• WHAT IS REQUIRED
From the listing below, pull out the lines that hold "unsaturated".

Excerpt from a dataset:
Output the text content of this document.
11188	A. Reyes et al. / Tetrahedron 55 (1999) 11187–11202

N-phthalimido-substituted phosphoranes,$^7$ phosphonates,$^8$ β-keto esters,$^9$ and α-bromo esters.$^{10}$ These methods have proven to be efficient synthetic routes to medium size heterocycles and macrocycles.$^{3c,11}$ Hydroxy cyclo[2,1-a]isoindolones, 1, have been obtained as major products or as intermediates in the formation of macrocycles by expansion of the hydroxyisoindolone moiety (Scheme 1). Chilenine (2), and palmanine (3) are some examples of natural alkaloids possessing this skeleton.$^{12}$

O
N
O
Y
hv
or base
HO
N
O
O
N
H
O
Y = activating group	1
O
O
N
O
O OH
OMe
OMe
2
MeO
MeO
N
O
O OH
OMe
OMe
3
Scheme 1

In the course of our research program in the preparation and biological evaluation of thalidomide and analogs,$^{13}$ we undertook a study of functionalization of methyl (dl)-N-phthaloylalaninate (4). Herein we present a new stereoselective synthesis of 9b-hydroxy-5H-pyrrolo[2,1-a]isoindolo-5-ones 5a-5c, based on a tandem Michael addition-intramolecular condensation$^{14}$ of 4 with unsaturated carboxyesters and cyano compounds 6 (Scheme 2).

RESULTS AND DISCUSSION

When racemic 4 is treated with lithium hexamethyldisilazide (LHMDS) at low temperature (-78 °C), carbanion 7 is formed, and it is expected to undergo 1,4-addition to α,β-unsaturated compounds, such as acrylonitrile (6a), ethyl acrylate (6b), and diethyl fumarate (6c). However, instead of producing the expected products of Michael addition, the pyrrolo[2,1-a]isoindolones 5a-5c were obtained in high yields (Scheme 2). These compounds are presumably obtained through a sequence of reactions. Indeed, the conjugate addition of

• RESULT OF THIS EXERCISE
In the course of our research program in the preparation and biological evaluation of thalidomide and analogs,$^{13}$ we undertook a study of functionalization of methyl (dl)-N-phthaloylalaninate (4). Herein we present a new stereoselective synthesis of 9b-hydroxy-5H-pyrrolo[2,1-a]isoindolo-5-ones 5a-5c, based on a tandem Michael addition-intramolecular condensation$^{14}$ of 4 with unsaturated carboxyesters and cyano compounds 6 (Scheme 2).
When racemic 4 is treated with lithium hexamethyldisilazide (LHMDS) at low temperature (-78 °C), carbanion 7 is formed, and it is expected to undergo 1,4-addition to α,β-unsaturated compounds, such as acrylonitrile (6a), ethyl acrylate (6b), and diethyl fumarate (6c). However, instead of producing the expected products of Michael addition, the pyrrolo[2,1-a]isoindolones 5a-5c were obtained in high yields (Scheme 2). These compounds are presumably obtained through a sequence of reactions. Indeed, the conjugate addition of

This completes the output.